→ **Requirement**
Could you write out the records below exactly as they appear, leaving out any pictures?

→ **Records provided**
Content starts
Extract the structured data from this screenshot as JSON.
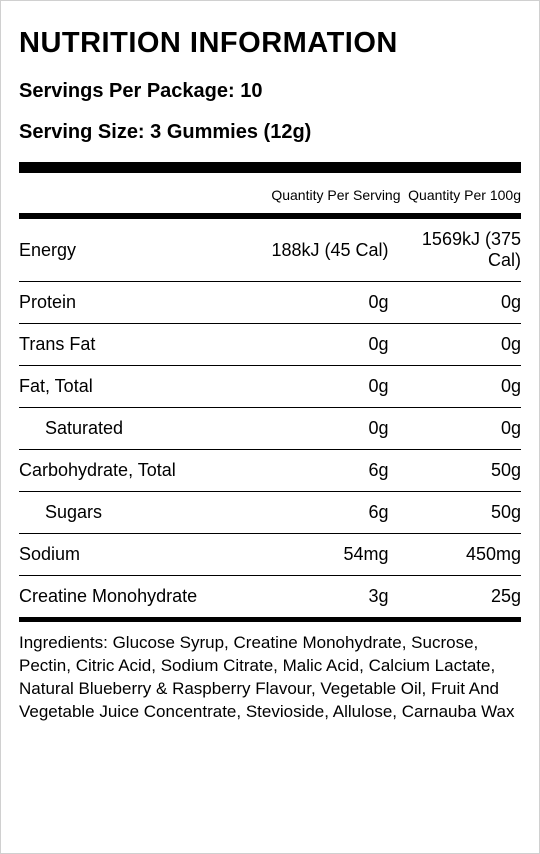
{
  "title": "NUTRITION INFORMATION",
  "servings_per_package": "Servings Per Package: 10",
  "serving_size": "Serving Size: 3 Gummies (12g)",
  "columns": {
    "label": "",
    "per_serving": "Quantity Per Serving",
    "per_100g": "Quantity Per 100g"
  },
  "rows": [
    {
      "label": "Energy",
      "per_serving": "188kJ (45 Cal)",
      "per_100g": "1569kJ (375 Cal)",
      "indent": false
    },
    {
      "label": "Protein",
      "per_serving": "0g",
      "per_100g": "0g",
      "indent": false
    },
    {
      "label": "Trans Fat",
      "per_serving": "0g",
      "per_100g": "0g",
      "indent": false
    },
    {
      "label": "Fat, Total",
      "per_serving": "0g",
      "per_100g": "0g",
      "indent": false
    },
    {
      "label": "Saturated",
      "per_serving": "0g",
      "per_100g": "0g",
      "indent": true
    },
    {
      "label": "Carbohydrate, Total",
      "per_serving": "6g",
      "per_100g": "50g",
      "indent": false
    },
    {
      "label": "Sugars",
      "per_serving": "6g",
      "per_100g": "50g",
      "indent": true
    },
    {
      "label": "Sodium",
      "per_serving": "54mg",
      "per_100g": "450mg",
      "indent": false
    },
    {
      "label": "Creatine Monohydrate",
      "per_serving": "3g",
      "per_100g": "25g",
      "indent": false
    }
  ],
  "ingredients_label": "Ingredients: ",
  "ingredients": "Glucose Syrup, Creatine Monohydrate, Sucrose, Pectin, Citric Acid, Sodium Citrate, Malic Acid, Calcium Lactate, Natural Blueberry & Raspberry Flavour, Vegetable Oil, Fruit And Vegetable Juice Concentrate, Stevioside, Allulose, Carnauba Wax",
  "col_widths": [
    "44%",
    "32%",
    "24%"
  ]
}
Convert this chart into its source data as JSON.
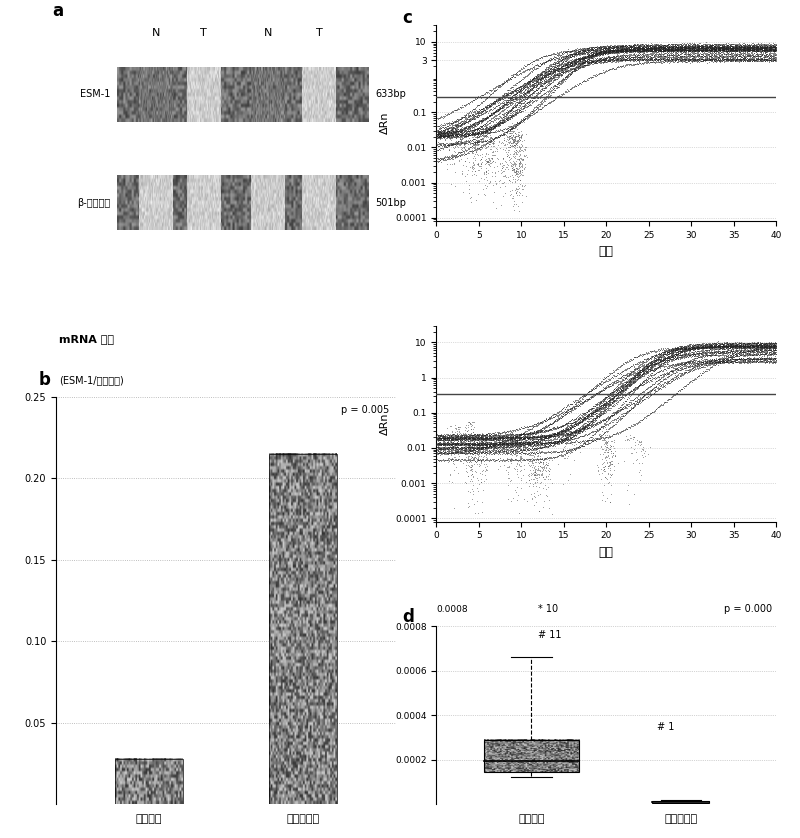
{
  "panel_a": {
    "label": "a",
    "lane_labels": [
      "N",
      "T",
      "N",
      "T"
    ],
    "row1_label": "ESM-1",
    "row2_label": "β-肌动蛋白",
    "row1_bp": "633bp",
    "row2_bp": "501bp"
  },
  "panel_b": {
    "label": "b",
    "title_line1": "mRNA 表达",
    "title_line2": "(ESM-1/肌动蛋白)",
    "categories": [
      "肿瘼组织",
      "非肿瘼组织"
    ],
    "values": [
      0.028,
      0.215
    ],
    "ylim": [
      0,
      0.25
    ],
    "yticks": [
      0.05,
      0.1,
      0.15,
      0.2,
      0.25
    ],
    "p_value": "p = 0.005"
  },
  "panel_c1": {
    "label": "c",
    "ylabel": "ΔRn",
    "xlabel": "循环",
    "xlim": [
      0,
      40
    ],
    "xticks": [
      0,
      5,
      10,
      15,
      20,
      25,
      30,
      35,
      40
    ],
    "ytick_vals": [
      0.0001,
      0.001,
      0.01,
      0.1,
      3,
      10
    ],
    "ytick_labels": [
      "0.0001",
      "0.001",
      "0.01",
      "0.1",
      "3",
      "10"
    ],
    "threshold": 0.28,
    "curve_midpoint": 16,
    "n_curves": 22
  },
  "panel_c2": {
    "ylabel": "ΔRn",
    "xlabel": "循环",
    "xlim": [
      0,
      40
    ],
    "xticks": [
      0,
      5,
      10,
      15,
      20,
      25,
      30,
      35,
      40
    ],
    "ytick_vals": [
      0.0001,
      0.001,
      0.01,
      0.1,
      1,
      10
    ],
    "ytick_labels": [
      "0.0001",
      "0.001",
      "0.01",
      "0.1",
      "1",
      "10"
    ],
    "threshold": 0.35,
    "curve_midpoint": 28,
    "n_curves": 22
  },
  "panel_d": {
    "label": "d",
    "categories": [
      "肿瘼组织",
      "非肿瘼组织"
    ],
    "ylim": [
      0,
      0.0008
    ],
    "yticks": [
      0.0002,
      0.0004,
      0.0006,
      0.0008
    ],
    "ytick_labels": [
      "0.0002",
      "0.0004",
      "0.0006",
      "0.0008"
    ],
    "box1": {
      "q1": 0.000145,
      "median": 0.000195,
      "q3": 0.00029,
      "whisker_low": 0.000125,
      "whisker_high": 0.00066
    },
    "box2": {
      "q1": 8e-06,
      "median": 1.2e-05,
      "q3": 1.6e-05,
      "whisker_low": 5e-06,
      "whisker_high": 2e-05
    },
    "ann1": "* 10",
    "ann2": "# 11",
    "ann3": "# 1",
    "p_value": "p = 0.000"
  }
}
Content ends
→ **Answer below**
Extract the structured data from this screenshot as JSON.
{
  "title": "NUTRITION INFORMATION",
  "servings_per_package": "Servings Per Package: 10",
  "serving_size": "Serving Size: 3 Gummies (12g)",
  "columns": {
    "label": "",
    "per_serving": "Quantity Per Serving",
    "per_100g": "Quantity Per 100g"
  },
  "rows": [
    {
      "label": "Energy",
      "per_serving": "188kJ (45 Cal)",
      "per_100g": "1569kJ (375 Cal)",
      "indent": false
    },
    {
      "label": "Protein",
      "per_serving": "0g",
      "per_100g": "0g",
      "indent": false
    },
    {
      "label": "Trans Fat",
      "per_serving": "0g",
      "per_100g": "0g",
      "indent": false
    },
    {
      "label": "Fat, Total",
      "per_serving": "0g",
      "per_100g": "0g",
      "indent": false
    },
    {
      "label": "Saturated",
      "per_serving": "0g",
      "per_100g": "0g",
      "indent": true
    },
    {
      "label": "Carbohydrate, Total",
      "per_serving": "6g",
      "per_100g": "50g",
      "indent": false
    },
    {
      "label": "Sugars",
      "per_serving": "6g",
      "per_100g": "50g",
      "indent": true
    },
    {
      "label": "Sodium",
      "per_serving": "54mg",
      "per_100g": "450mg",
      "indent": false
    },
    {
      "label": "Creatine Monohydrate",
      "per_serving": "3g",
      "per_100g": "25g",
      "indent": false
    }
  ],
  "ingredients_label": "Ingredients: ",
  "ingredients": "Glucose Syrup, Creatine Monohydrate, Sucrose, Pectin, Citric Acid, Sodium Citrate, Malic Acid, Calcium Lactate, Natural Blueberry & Raspberry Flavour, Vegetable Oil, Fruit And Vegetable Juice Concentrate, Stevioside, Allulose, Carnauba Wax",
  "col_widths": [
    "44%",
    "32%",
    "24%"
  ]
}
Convert this chart into its source data as JSON.
{
  "panel_a": {
    "label": "a",
    "lane_labels": [
      "N",
      "T",
      "N",
      "T"
    ],
    "row1_label": "ESM-1",
    "row2_label": "β-肌动蛋白",
    "row1_bp": "633bp",
    "row2_bp": "501bp"
  },
  "panel_b": {
    "label": "b",
    "title_line1": "mRNA 表达",
    "title_line2": "(ESM-1/肌动蛋白)",
    "categories": [
      "肿瘼组织",
      "非肿瘼组织"
    ],
    "values": [
      0.028,
      0.215
    ],
    "ylim": [
      0,
      0.25
    ],
    "yticks": [
      0.05,
      0.1,
      0.15,
      0.2,
      0.25
    ],
    "p_value": "p = 0.005"
  },
  "panel_c1": {
    "label": "c",
    "ylabel": "ΔRn",
    "xlabel": "循环",
    "xlim": [
      0,
      40
    ],
    "xticks": [
      0,
      5,
      10,
      15,
      20,
      25,
      30,
      35,
      40
    ],
    "ytick_vals": [
      0.0001,
      0.001,
      0.01,
      0.1,
      3,
      10
    ],
    "ytick_labels": [
      "0.0001",
      "0.001",
      "0.01",
      "0.1",
      "3",
      "10"
    ],
    "threshold": 0.28,
    "curve_midpoint": 16,
    "n_curves": 22
  },
  "panel_c2": {
    "ylabel": "ΔRn",
    "xlabel": "循环",
    "xlim": [
      0,
      40
    ],
    "xticks": [
      0,
      5,
      10,
      15,
      20,
      25,
      30,
      35,
      40
    ],
    "ytick_vals": [
      0.0001,
      0.001,
      0.01,
      0.1,
      1,
      10
    ],
    "ytick_labels": [
      "0.0001",
      "0.001",
      "0.01",
      "0.1",
      "1",
      "10"
    ],
    "threshold": 0.35,
    "curve_midpoint": 28,
    "n_curves": 22
  },
  "panel_d": {
    "label": "d",
    "categories": [
      "肿瘼组织",
      "非肿瘼组织"
    ],
    "ylim": [
      0,
      0.0008
    ],
    "yticks": [
      0.0002,
      0.0004,
      0.0006,
      0.0008
    ],
    "ytick_labels": [
      "0.0002",
      "0.0004",
      "0.0006",
      "0.0008"
    ],
    "box1": {
      "q1": 0.000145,
      "median": 0.000195,
      "q3": 0.00029,
      "whisker_low": 0.000125,
      "whisker_high": 0.00066
    },
    "box2": {
      "q1": 8e-06,
      "median": 1.2e-05,
      "q3": 1.6e-05,
      "whisker_low": 5e-06,
      "whisker_high": 2e-05
    },
    "ann1": "* 10",
    "ann2": "# 11",
    "ann3": "# 1",
    "p_value": "p = 0.000"
  }
}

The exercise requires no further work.